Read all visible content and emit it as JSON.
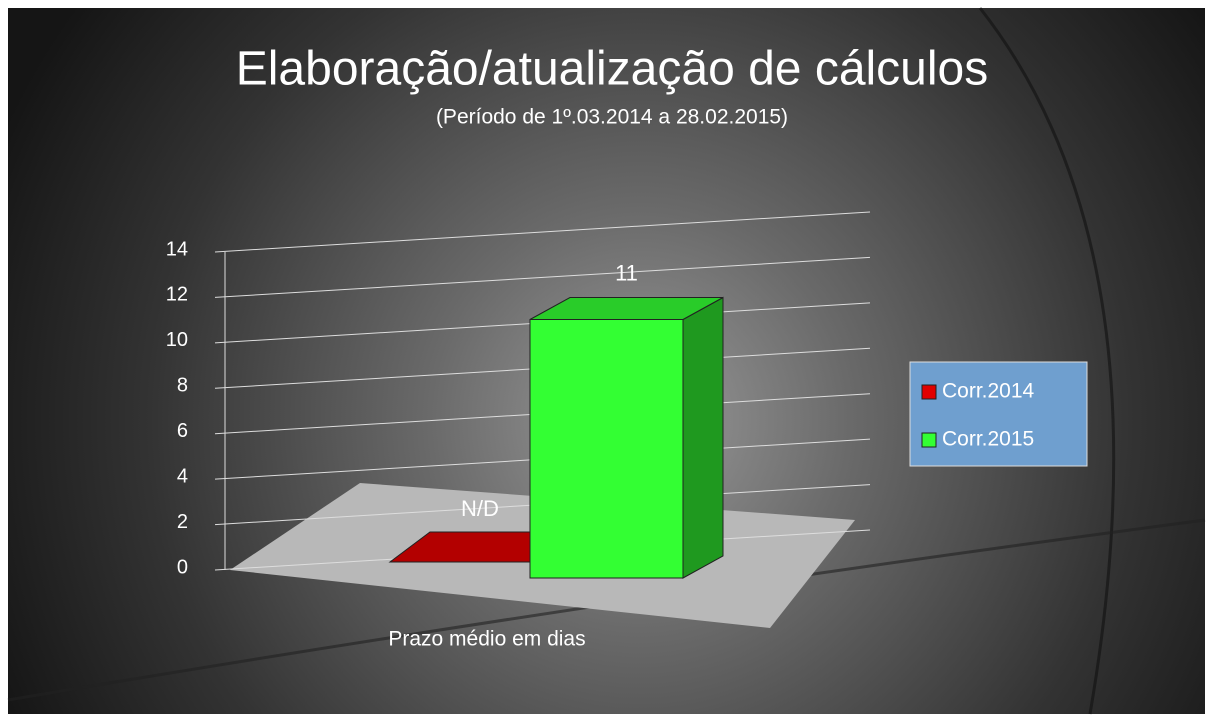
{
  "chart_data": {
    "type": "bar3d",
    "title": "Elaboração/atualização de cálculos",
    "subtitle": "(Período de 1º.03.2014  a  28.02.2015)",
    "categories": [
      "Prazo médio em dias"
    ],
    "series": [
      {
        "name": "Corr.2014",
        "color": "#e00000",
        "values": [
          0
        ],
        "value_labels": [
          "N/D"
        ]
      },
      {
        "name": "Corr.2015",
        "color": "#33ff33",
        "values": [
          11
        ]
      }
    ],
    "ylim": [
      0,
      14
    ],
    "yticks": [
      0,
      2,
      4,
      6,
      8,
      10,
      12,
      14
    ],
    "grid": true,
    "legend": "right"
  }
}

• • •

== GOAL ==
Restate the data above word for word. Skip every picture.

== REPLY ==
Read all visible content and emit it as JSON.
{
  "chart_data": {
    "type": "bar3d",
    "title": "Elaboração/atualização de cálculos",
    "subtitle": "(Período de 1º.03.2014  a  28.02.2015)",
    "categories": [
      "Prazo médio em dias"
    ],
    "series": [
      {
        "name": "Corr.2014",
        "color": "#e00000",
        "values": [
          0
        ],
        "value_labels": [
          "N/D"
        ]
      },
      {
        "name": "Corr.2015",
        "color": "#33ff33",
        "values": [
          11
        ]
      }
    ],
    "ylim": [
      0,
      14
    ],
    "yticks": [
      0,
      2,
      4,
      6,
      8,
      10,
      12,
      14
    ],
    "grid": true,
    "legend": "right"
  }
}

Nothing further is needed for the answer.